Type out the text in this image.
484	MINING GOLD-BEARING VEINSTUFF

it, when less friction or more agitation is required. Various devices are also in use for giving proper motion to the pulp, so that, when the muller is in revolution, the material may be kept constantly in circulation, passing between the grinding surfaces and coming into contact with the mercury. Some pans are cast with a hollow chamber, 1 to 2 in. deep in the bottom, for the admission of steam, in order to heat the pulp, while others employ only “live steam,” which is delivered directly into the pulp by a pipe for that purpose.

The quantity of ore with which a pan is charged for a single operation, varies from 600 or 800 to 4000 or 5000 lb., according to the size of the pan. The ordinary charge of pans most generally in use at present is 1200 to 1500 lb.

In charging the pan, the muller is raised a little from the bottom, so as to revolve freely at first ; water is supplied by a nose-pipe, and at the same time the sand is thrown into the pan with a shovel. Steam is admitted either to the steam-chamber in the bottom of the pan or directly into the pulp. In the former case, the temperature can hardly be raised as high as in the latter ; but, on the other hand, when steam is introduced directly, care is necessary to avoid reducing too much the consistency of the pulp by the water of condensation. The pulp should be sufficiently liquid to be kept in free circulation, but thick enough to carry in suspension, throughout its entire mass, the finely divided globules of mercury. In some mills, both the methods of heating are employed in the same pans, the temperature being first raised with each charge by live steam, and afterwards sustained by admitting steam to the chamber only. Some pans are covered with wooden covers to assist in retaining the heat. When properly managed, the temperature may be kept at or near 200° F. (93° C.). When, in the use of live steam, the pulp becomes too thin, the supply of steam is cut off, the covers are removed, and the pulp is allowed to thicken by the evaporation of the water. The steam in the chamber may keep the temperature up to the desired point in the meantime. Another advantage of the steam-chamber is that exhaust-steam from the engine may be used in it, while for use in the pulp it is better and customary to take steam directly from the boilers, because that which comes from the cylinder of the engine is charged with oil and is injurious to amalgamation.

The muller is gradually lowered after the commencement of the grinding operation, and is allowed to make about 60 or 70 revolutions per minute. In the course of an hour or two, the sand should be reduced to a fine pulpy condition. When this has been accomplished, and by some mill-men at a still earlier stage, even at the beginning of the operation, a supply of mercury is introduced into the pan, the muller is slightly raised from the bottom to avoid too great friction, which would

◇ ◇ ◇

**INSTRUCTIONS TO FOLLOW**
Collect each line holding the string "this".

**REPLY TO THE EXERCISE**
Type out the text in this image.
The muller is gradually lowered after the commencement of the grinding operation, and is allowed to make about 60 or 70 revolutions per minute. In the course of an hour or two, the sand should be reduced to a fine pulpy condition. When this has been accomplished, and by some mill-men at a still earlier stage, even at the beginning of the operation, a supply of mercury is introduced into the pan, the muller is slightly raised from the bottom to avoid too great friction, which would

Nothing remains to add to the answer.